> **Aim**: Pick out every line with the word "JSON" and copy it.

> **Records for processing**:
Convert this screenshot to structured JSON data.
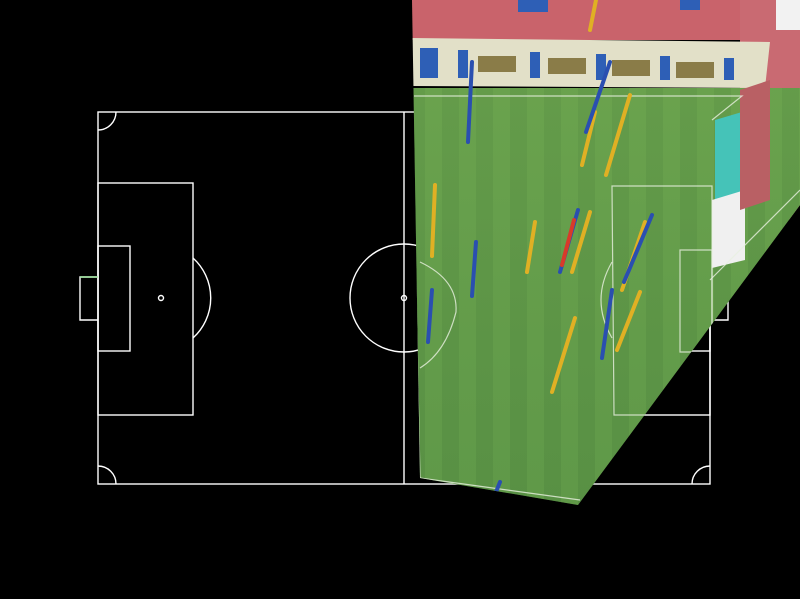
{
  "colors": {
    "background": "#000000",
    "pitch_lines": "#ffffff",
    "goal_lines": "#9be39b",
    "grass": "#5e9448",
    "grass_stripe": "#6aa24f",
    "track": "#c9636b",
    "stand": "#c96a72",
    "hoarding": "#e2e0c8",
    "team_a": "#e0b024",
    "team_b": "#2a4fb0",
    "referee": "#d83a2a"
  },
  "icons": [
    "pitch-template",
    "warped-broadcast-frame"
  ],
  "players": [
    {
      "team": "a"
    },
    {
      "team": "a"
    },
    {
      "team": "a"
    },
    {
      "team": "a"
    },
    {
      "team": "a"
    },
    {
      "team": "a"
    },
    {
      "team": "a"
    },
    {
      "team": "a"
    },
    {
      "team": "a"
    },
    {
      "team": "b"
    },
    {
      "team": "b"
    },
    {
      "team": "b"
    },
    {
      "team": "b"
    },
    {
      "team": "b"
    },
    {
      "team": "b"
    },
    {
      "team": "b"
    },
    {
      "team": "referee"
    }
  ]
}
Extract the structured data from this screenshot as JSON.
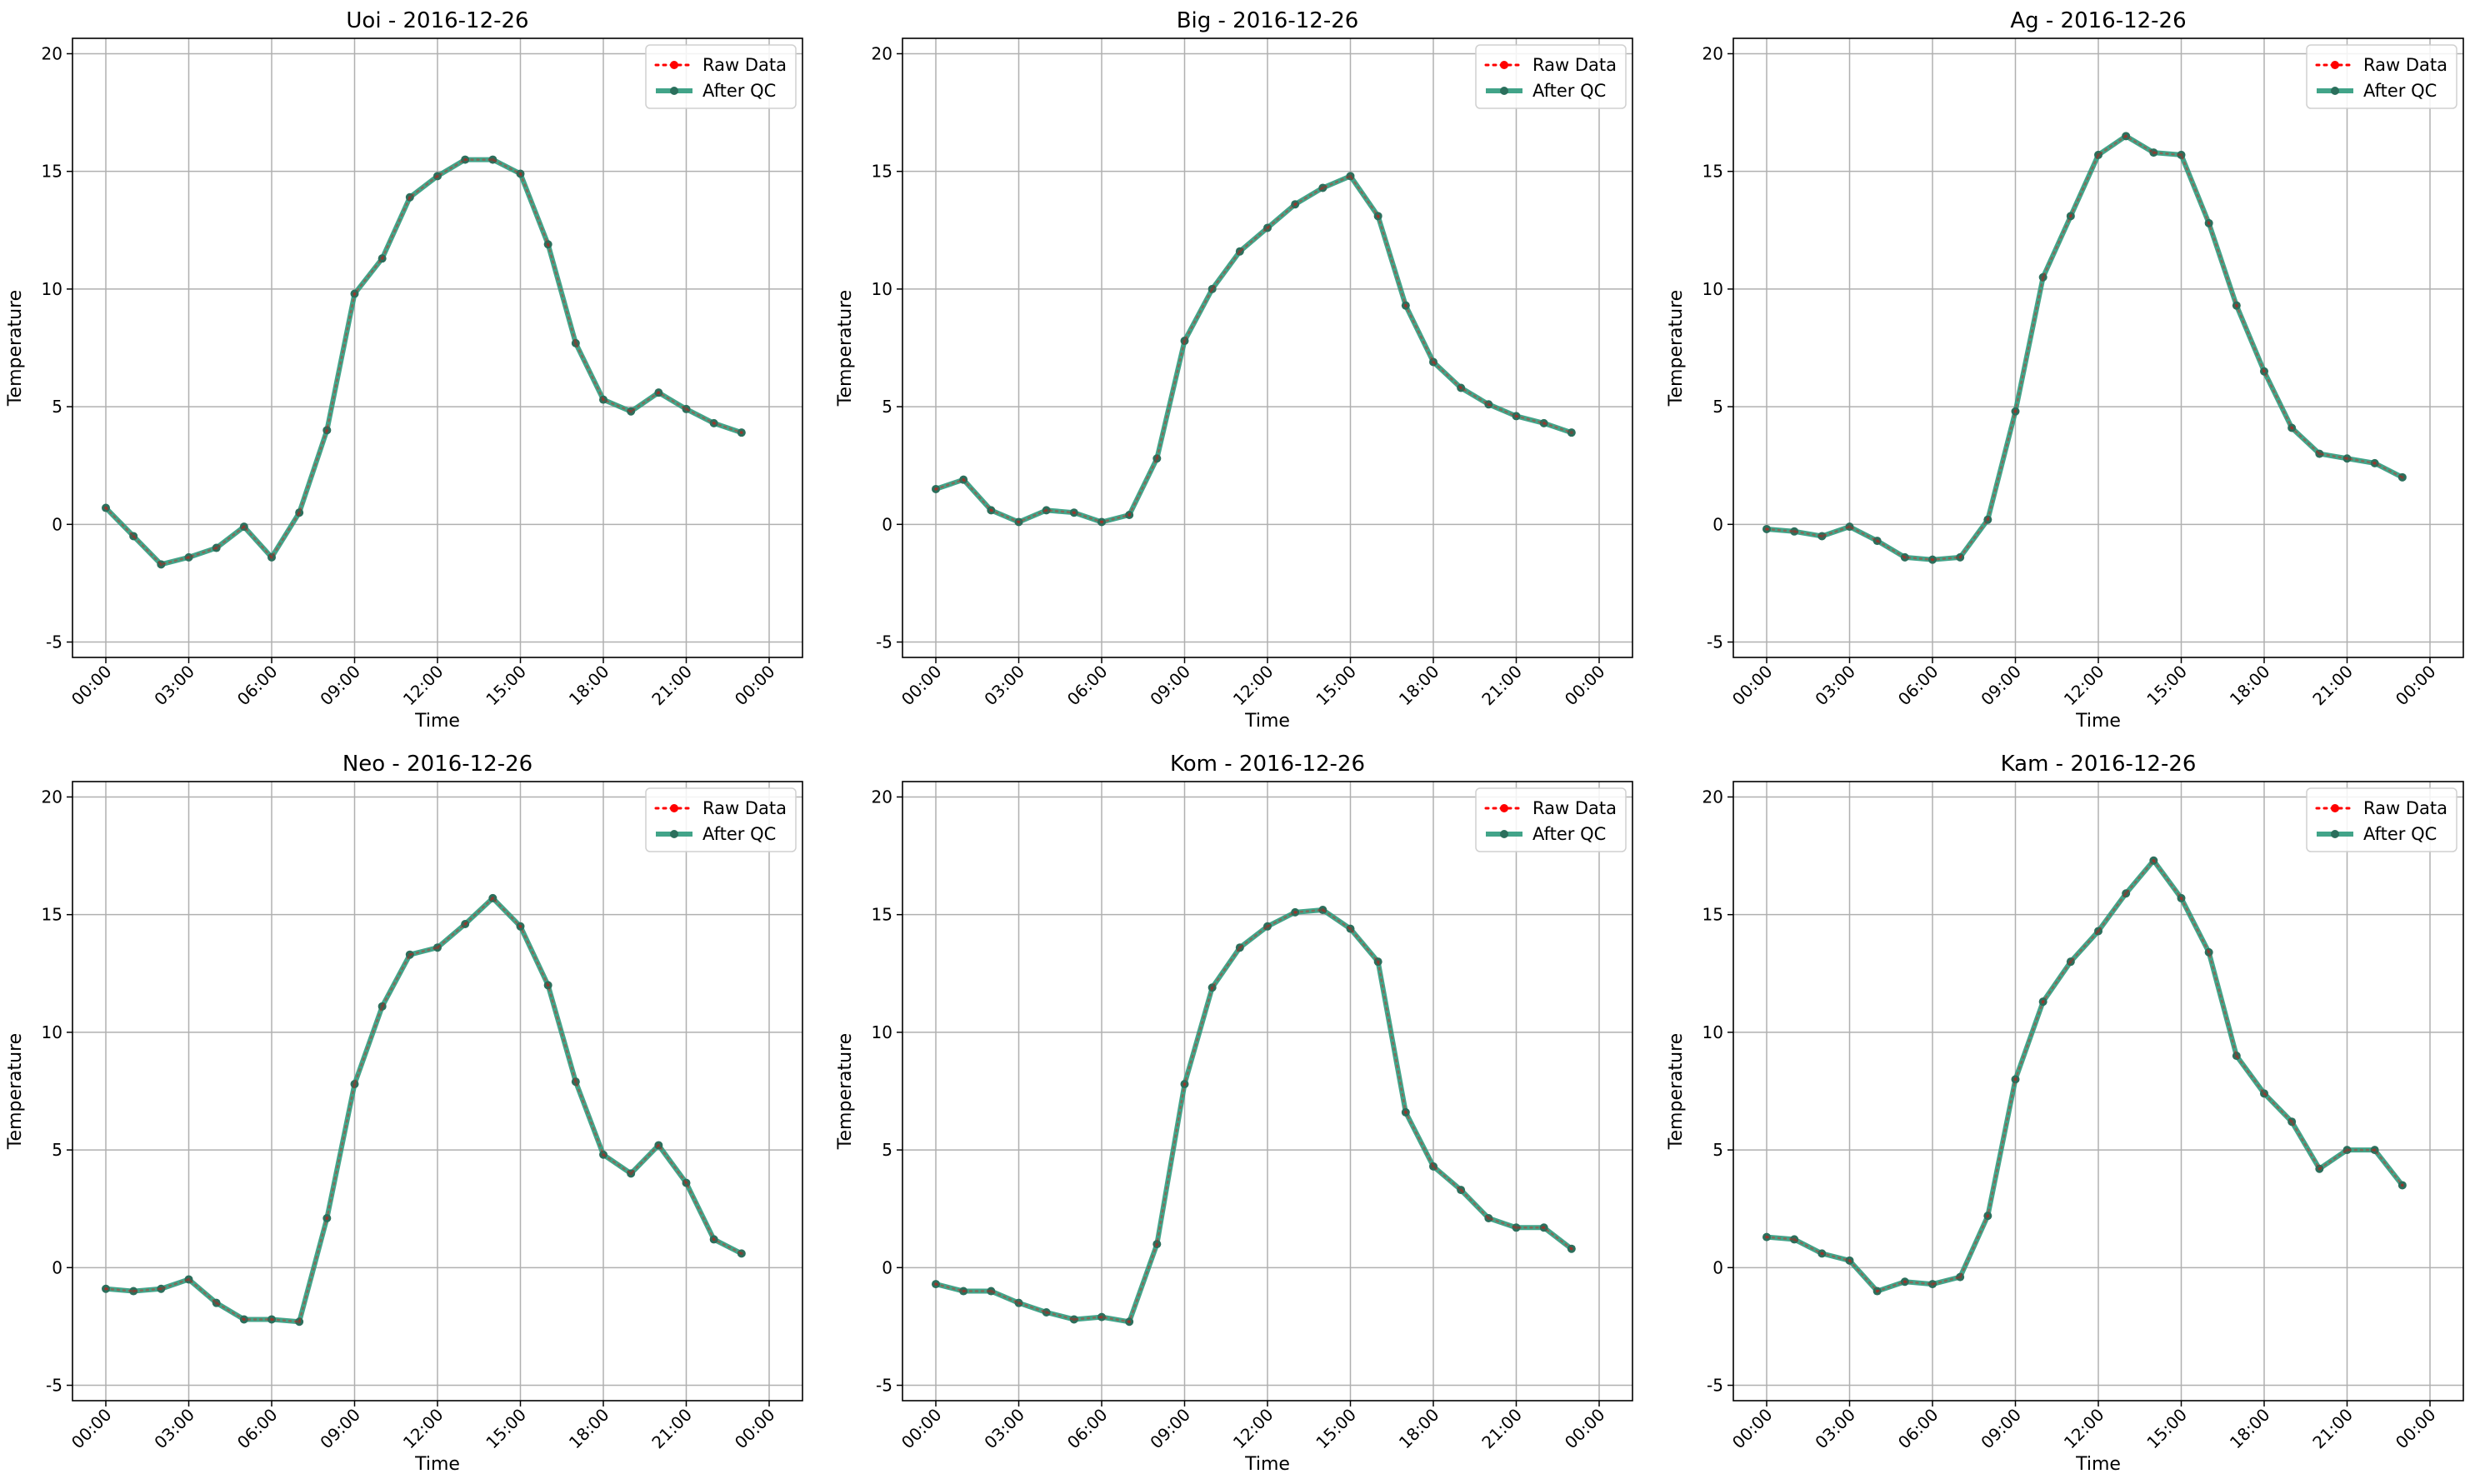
{
  "legend": {
    "raw_label": "Raw Data",
    "qc_label": "After QC",
    "placement": "upper right"
  },
  "colors": {
    "raw": "#ff0000",
    "qc": "#2e9b7d",
    "qc_marker": "#2b6f5c",
    "grid": "#b0b0b0"
  },
  "chart_data": [
    {
      "type": "line",
      "title": "Uoi - 2016-12-26",
      "xlabel": "Time",
      "ylabel": "Temperature",
      "x_ticks": [
        "00:00",
        "03:00",
        "06:00",
        "09:00",
        "12:00",
        "15:00",
        "18:00",
        "21:00",
        "00:00"
      ],
      "y_ticks": [
        -5,
        0,
        5,
        10,
        15,
        20
      ],
      "xlim": [
        0,
        24
      ],
      "ylim": [
        -5,
        20
      ],
      "grid": true,
      "x_hours": [
        0,
        1,
        2,
        3,
        4,
        5,
        6,
        7,
        8,
        9,
        10,
        11,
        12,
        13,
        14,
        15,
        16,
        17,
        18,
        19,
        20,
        21,
        22,
        23
      ],
      "series": [
        {
          "name": "Raw Data",
          "values": [
            0.7,
            -0.5,
            -1.7,
            -1.4,
            -1.0,
            -0.1,
            -1.4,
            0.5,
            4.0,
            9.8,
            11.3,
            13.9,
            14.8,
            15.5,
            15.5,
            14.9,
            11.9,
            7.7,
            5.3,
            4.8,
            5.6,
            4.9,
            4.3,
            3.9
          ]
        },
        {
          "name": "After QC",
          "values": [
            0.7,
            -0.5,
            -1.7,
            -1.4,
            -1.0,
            -0.1,
            -1.4,
            0.5,
            4.0,
            9.8,
            11.3,
            13.9,
            14.8,
            15.5,
            15.5,
            14.9,
            11.9,
            7.7,
            5.3,
            4.8,
            5.6,
            4.9,
            4.3,
            3.9
          ]
        }
      ]
    },
    {
      "type": "line",
      "title": "Big - 2016-12-26",
      "xlabel": "Time",
      "ylabel": "Temperature",
      "x_ticks": [
        "00:00",
        "03:00",
        "06:00",
        "09:00",
        "12:00",
        "15:00",
        "18:00",
        "21:00",
        "00:00"
      ],
      "y_ticks": [
        -5,
        0,
        5,
        10,
        15,
        20
      ],
      "xlim": [
        0,
        24
      ],
      "ylim": [
        -5,
        20
      ],
      "grid": true,
      "x_hours": [
        0,
        1,
        2,
        3,
        4,
        5,
        6,
        7,
        8,
        9,
        10,
        11,
        12,
        13,
        14,
        15,
        16,
        17,
        18,
        19,
        20,
        21,
        22,
        23
      ],
      "series": [
        {
          "name": "Raw Data",
          "values": [
            1.5,
            1.9,
            0.6,
            0.1,
            0.6,
            0.5,
            0.1,
            0.4,
            2.8,
            7.8,
            10.0,
            11.6,
            12.6,
            13.6,
            14.3,
            14.8,
            13.1,
            9.3,
            6.9,
            5.8,
            5.1,
            4.6,
            4.3,
            3.9
          ]
        },
        {
          "name": "After QC",
          "values": [
            1.5,
            1.9,
            0.6,
            0.1,
            0.6,
            0.5,
            0.1,
            0.4,
            2.8,
            7.8,
            10.0,
            11.6,
            12.6,
            13.6,
            14.3,
            14.8,
            13.1,
            9.3,
            6.9,
            5.8,
            5.1,
            4.6,
            4.3,
            3.9
          ]
        }
      ]
    },
    {
      "type": "line",
      "title": "Ag - 2016-12-26",
      "xlabel": "Time",
      "ylabel": "Temperature",
      "x_ticks": [
        "00:00",
        "03:00",
        "06:00",
        "09:00",
        "12:00",
        "15:00",
        "18:00",
        "21:00",
        "00:00"
      ],
      "y_ticks": [
        -5,
        0,
        5,
        10,
        15,
        20
      ],
      "xlim": [
        0,
        24
      ],
      "ylim": [
        -5,
        20
      ],
      "grid": true,
      "x_hours": [
        0,
        1,
        2,
        3,
        4,
        5,
        6,
        7,
        8,
        9,
        10,
        11,
        12,
        13,
        14,
        15,
        16,
        17,
        18,
        19,
        20,
        21,
        22,
        23
      ],
      "series": [
        {
          "name": "Raw Data",
          "values": [
            -0.2,
            -0.3,
            -0.5,
            -0.1,
            -0.7,
            -1.4,
            -1.5,
            -1.4,
            0.2,
            4.8,
            10.5,
            13.1,
            15.7,
            16.5,
            15.8,
            15.7,
            12.8,
            9.3,
            6.5,
            4.1,
            3.0,
            2.8,
            2.6,
            2.0
          ]
        },
        {
          "name": "After QC",
          "values": [
            -0.2,
            -0.3,
            -0.5,
            -0.1,
            -0.7,
            -1.4,
            -1.5,
            -1.4,
            0.2,
            4.8,
            10.5,
            13.1,
            15.7,
            16.5,
            15.8,
            15.7,
            12.8,
            9.3,
            6.5,
            4.1,
            3.0,
            2.8,
            2.6,
            2.0
          ]
        }
      ]
    },
    {
      "type": "line",
      "title": "Neo - 2016-12-26",
      "xlabel": "Time",
      "ylabel": "Temperature",
      "x_ticks": [
        "00:00",
        "03:00",
        "06:00",
        "09:00",
        "12:00",
        "15:00",
        "18:00",
        "21:00",
        "00:00"
      ],
      "y_ticks": [
        -5,
        0,
        5,
        10,
        15,
        20
      ],
      "xlim": [
        0,
        24
      ],
      "ylim": [
        -5,
        20
      ],
      "grid": true,
      "x_hours": [
        0,
        1,
        2,
        3,
        4,
        5,
        6,
        7,
        8,
        9,
        10,
        11,
        12,
        13,
        14,
        15,
        16,
        17,
        18,
        19,
        20,
        21,
        22,
        23
      ],
      "series": [
        {
          "name": "Raw Data",
          "values": [
            -0.9,
            -1.0,
            -0.9,
            -0.5,
            -1.5,
            -2.2,
            -2.2,
            -2.3,
            2.1,
            7.8,
            11.1,
            13.3,
            13.6,
            14.6,
            15.7,
            14.5,
            12.0,
            7.9,
            4.8,
            4.0,
            5.2,
            3.6,
            1.2,
            0.6
          ]
        },
        {
          "name": "After QC",
          "values": [
            -0.9,
            -1.0,
            -0.9,
            -0.5,
            -1.5,
            -2.2,
            -2.2,
            -2.3,
            2.1,
            7.8,
            11.1,
            13.3,
            13.6,
            14.6,
            15.7,
            14.5,
            12.0,
            7.9,
            4.8,
            4.0,
            5.2,
            3.6,
            1.2,
            0.6
          ]
        }
      ]
    },
    {
      "type": "line",
      "title": "Kom - 2016-12-26",
      "xlabel": "Time",
      "ylabel": "Temperature",
      "x_ticks": [
        "00:00",
        "03:00",
        "06:00",
        "09:00",
        "12:00",
        "15:00",
        "18:00",
        "21:00",
        "00:00"
      ],
      "y_ticks": [
        -5,
        0,
        5,
        10,
        15,
        20
      ],
      "xlim": [
        0,
        24
      ],
      "ylim": [
        -5,
        20
      ],
      "grid": true,
      "x_hours": [
        0,
        1,
        2,
        3,
        4,
        5,
        6,
        7,
        8,
        9,
        10,
        11,
        12,
        13,
        14,
        15,
        16,
        17,
        18,
        19,
        20,
        21,
        22,
        23
      ],
      "series": [
        {
          "name": "Raw Data",
          "values": [
            -0.7,
            -1.0,
            -1.0,
            -1.5,
            -1.9,
            -2.2,
            -2.1,
            -2.3,
            1.0,
            7.8,
            11.9,
            13.6,
            14.5,
            15.1,
            15.2,
            14.4,
            13.0,
            6.6,
            4.3,
            3.3,
            2.1,
            1.7,
            1.7,
            0.8
          ]
        },
        {
          "name": "After QC",
          "values": [
            -0.7,
            -1.0,
            -1.0,
            -1.5,
            -1.9,
            -2.2,
            -2.1,
            -2.3,
            1.0,
            7.8,
            11.9,
            13.6,
            14.5,
            15.1,
            15.2,
            14.4,
            13.0,
            6.6,
            4.3,
            3.3,
            2.1,
            1.7,
            1.7,
            0.8
          ]
        }
      ]
    },
    {
      "type": "line",
      "title": "Kam - 2016-12-26",
      "xlabel": "Time",
      "ylabel": "Temperature",
      "x_ticks": [
        "00:00",
        "03:00",
        "06:00",
        "09:00",
        "12:00",
        "15:00",
        "18:00",
        "21:00",
        "00:00"
      ],
      "y_ticks": [
        -5,
        0,
        5,
        10,
        15,
        20
      ],
      "xlim": [
        0,
        24
      ],
      "ylim": [
        -5,
        20
      ],
      "grid": true,
      "x_hours": [
        0,
        1,
        2,
        3,
        4,
        5,
        6,
        7,
        8,
        9,
        10,
        11,
        12,
        13,
        14,
        15,
        16,
        17,
        18,
        19,
        20,
        21,
        22,
        23
      ],
      "series": [
        {
          "name": "Raw Data",
          "values": [
            1.3,
            1.2,
            0.6,
            0.3,
            -1.0,
            -0.6,
            -0.7,
            -0.4,
            2.2,
            8.0,
            11.3,
            13.0,
            14.3,
            15.9,
            17.3,
            15.7,
            13.4,
            9.0,
            7.4,
            6.2,
            4.2,
            5.0,
            5.0,
            3.5
          ]
        },
        {
          "name": "After QC",
          "values": [
            1.3,
            1.2,
            0.6,
            0.3,
            -1.0,
            -0.6,
            -0.7,
            -0.4,
            2.2,
            8.0,
            11.3,
            13.0,
            14.3,
            15.9,
            17.3,
            15.7,
            13.4,
            9.0,
            7.4,
            6.2,
            4.2,
            5.0,
            5.0,
            3.5
          ]
        }
      ]
    }
  ]
}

> **Output for this task**:
Convert this screenshot to structured JSON data.
Extract the structured data from this screenshot as JSON.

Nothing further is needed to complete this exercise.